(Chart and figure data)
....................

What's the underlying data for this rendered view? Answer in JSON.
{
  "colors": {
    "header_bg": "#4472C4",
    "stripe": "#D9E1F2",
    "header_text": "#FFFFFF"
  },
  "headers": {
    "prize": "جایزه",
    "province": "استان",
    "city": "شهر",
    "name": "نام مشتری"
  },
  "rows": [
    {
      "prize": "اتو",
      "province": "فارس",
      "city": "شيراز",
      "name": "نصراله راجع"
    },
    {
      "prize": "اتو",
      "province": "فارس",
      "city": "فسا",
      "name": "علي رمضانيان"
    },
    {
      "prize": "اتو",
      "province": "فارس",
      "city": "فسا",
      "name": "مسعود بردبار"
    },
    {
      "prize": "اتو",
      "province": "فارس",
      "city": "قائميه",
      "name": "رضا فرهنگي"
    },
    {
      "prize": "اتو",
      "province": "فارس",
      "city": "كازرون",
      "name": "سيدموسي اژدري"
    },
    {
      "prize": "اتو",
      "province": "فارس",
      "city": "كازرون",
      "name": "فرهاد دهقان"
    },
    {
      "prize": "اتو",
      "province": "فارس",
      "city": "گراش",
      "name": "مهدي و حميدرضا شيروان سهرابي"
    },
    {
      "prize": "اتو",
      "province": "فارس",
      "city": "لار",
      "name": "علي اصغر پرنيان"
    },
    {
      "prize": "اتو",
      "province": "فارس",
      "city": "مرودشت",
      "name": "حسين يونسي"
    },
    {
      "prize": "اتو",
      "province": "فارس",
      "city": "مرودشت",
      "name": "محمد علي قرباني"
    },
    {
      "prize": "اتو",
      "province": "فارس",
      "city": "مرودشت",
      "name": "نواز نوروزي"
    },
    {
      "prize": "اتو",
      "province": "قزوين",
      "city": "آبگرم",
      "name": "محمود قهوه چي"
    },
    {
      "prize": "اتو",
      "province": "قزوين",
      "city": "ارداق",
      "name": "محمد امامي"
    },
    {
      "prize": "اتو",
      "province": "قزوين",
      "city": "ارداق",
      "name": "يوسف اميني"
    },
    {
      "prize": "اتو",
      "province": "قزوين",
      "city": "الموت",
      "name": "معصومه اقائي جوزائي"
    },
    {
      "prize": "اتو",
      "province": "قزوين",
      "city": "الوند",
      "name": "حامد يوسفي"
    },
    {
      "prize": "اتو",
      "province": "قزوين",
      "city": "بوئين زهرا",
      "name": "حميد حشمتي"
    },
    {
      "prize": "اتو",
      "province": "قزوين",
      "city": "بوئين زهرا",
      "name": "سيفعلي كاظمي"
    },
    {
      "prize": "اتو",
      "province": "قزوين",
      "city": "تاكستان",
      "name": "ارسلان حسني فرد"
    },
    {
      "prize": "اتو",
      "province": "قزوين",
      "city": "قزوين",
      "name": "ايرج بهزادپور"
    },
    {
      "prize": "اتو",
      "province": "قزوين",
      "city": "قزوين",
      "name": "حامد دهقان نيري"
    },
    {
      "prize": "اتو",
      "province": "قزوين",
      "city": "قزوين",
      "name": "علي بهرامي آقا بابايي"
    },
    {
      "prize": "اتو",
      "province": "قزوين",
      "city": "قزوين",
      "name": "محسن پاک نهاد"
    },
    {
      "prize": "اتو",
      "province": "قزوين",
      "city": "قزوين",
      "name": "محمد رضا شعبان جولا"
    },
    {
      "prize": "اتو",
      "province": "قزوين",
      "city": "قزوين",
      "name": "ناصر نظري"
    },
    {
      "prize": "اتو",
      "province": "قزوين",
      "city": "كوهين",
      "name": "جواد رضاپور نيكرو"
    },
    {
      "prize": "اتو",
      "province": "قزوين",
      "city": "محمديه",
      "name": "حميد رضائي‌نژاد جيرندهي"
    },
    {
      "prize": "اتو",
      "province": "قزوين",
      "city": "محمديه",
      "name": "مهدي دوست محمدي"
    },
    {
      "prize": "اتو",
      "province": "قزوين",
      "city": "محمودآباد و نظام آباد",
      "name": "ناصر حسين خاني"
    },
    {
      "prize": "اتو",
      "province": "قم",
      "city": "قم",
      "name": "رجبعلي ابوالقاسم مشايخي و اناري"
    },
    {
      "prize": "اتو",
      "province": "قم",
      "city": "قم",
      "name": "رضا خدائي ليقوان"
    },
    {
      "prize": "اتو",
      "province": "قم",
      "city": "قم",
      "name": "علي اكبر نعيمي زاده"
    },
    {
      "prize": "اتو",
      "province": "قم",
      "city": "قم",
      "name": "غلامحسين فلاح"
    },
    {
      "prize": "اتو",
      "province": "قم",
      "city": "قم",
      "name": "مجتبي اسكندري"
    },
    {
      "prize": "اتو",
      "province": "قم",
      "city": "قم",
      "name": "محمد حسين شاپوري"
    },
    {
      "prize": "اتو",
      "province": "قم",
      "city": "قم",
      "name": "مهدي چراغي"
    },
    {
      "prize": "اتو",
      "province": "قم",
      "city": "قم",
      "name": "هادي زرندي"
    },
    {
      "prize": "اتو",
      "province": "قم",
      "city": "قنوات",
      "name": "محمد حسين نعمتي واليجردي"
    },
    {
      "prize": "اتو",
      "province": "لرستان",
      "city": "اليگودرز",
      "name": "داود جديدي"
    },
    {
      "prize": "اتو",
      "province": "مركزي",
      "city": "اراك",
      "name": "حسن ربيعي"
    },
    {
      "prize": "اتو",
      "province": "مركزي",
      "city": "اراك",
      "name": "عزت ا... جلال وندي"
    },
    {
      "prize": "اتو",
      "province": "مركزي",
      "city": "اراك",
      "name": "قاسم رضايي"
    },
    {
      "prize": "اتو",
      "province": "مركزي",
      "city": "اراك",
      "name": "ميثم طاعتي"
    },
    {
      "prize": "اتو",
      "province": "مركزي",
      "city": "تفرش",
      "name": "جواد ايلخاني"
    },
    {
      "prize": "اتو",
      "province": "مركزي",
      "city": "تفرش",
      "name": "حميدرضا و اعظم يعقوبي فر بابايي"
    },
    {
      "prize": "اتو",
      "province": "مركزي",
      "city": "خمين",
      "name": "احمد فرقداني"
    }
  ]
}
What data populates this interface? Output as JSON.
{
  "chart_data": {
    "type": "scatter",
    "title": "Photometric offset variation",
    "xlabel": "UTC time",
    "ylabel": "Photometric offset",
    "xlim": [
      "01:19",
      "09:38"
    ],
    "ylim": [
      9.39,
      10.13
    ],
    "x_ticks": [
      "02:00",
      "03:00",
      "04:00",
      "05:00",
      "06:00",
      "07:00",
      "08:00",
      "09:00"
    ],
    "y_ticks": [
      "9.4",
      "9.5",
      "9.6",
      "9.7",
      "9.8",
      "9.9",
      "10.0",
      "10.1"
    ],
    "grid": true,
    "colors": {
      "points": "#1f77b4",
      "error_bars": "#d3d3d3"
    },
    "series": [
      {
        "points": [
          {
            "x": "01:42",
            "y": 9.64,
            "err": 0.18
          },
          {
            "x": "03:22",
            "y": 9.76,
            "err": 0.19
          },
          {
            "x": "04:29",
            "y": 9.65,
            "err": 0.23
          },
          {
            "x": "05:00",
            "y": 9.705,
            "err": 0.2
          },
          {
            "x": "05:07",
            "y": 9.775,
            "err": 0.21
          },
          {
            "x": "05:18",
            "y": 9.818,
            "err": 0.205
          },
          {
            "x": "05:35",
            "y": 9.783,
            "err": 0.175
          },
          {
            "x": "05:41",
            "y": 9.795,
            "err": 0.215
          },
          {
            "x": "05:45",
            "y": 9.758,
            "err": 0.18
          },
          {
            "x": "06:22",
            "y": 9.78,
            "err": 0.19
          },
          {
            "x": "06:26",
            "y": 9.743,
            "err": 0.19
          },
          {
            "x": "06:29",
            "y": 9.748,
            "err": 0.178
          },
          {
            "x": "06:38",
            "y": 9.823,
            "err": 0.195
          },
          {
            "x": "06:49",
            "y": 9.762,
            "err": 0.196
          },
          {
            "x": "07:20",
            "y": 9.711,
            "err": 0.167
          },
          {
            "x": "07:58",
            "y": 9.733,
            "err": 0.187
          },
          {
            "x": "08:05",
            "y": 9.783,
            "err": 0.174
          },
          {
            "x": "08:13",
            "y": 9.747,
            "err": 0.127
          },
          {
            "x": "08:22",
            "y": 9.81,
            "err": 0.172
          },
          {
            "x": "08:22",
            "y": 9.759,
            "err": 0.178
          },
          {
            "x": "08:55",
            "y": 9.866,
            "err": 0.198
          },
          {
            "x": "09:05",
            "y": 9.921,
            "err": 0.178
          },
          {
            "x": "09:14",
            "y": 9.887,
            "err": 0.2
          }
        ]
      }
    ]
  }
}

....................

▶ [REQUIREMENTS]
Count up every line above that has the word "دهقان" in it; answer with the number alone.

▶ [RESPONSE FOR THIS EXERCISE]
2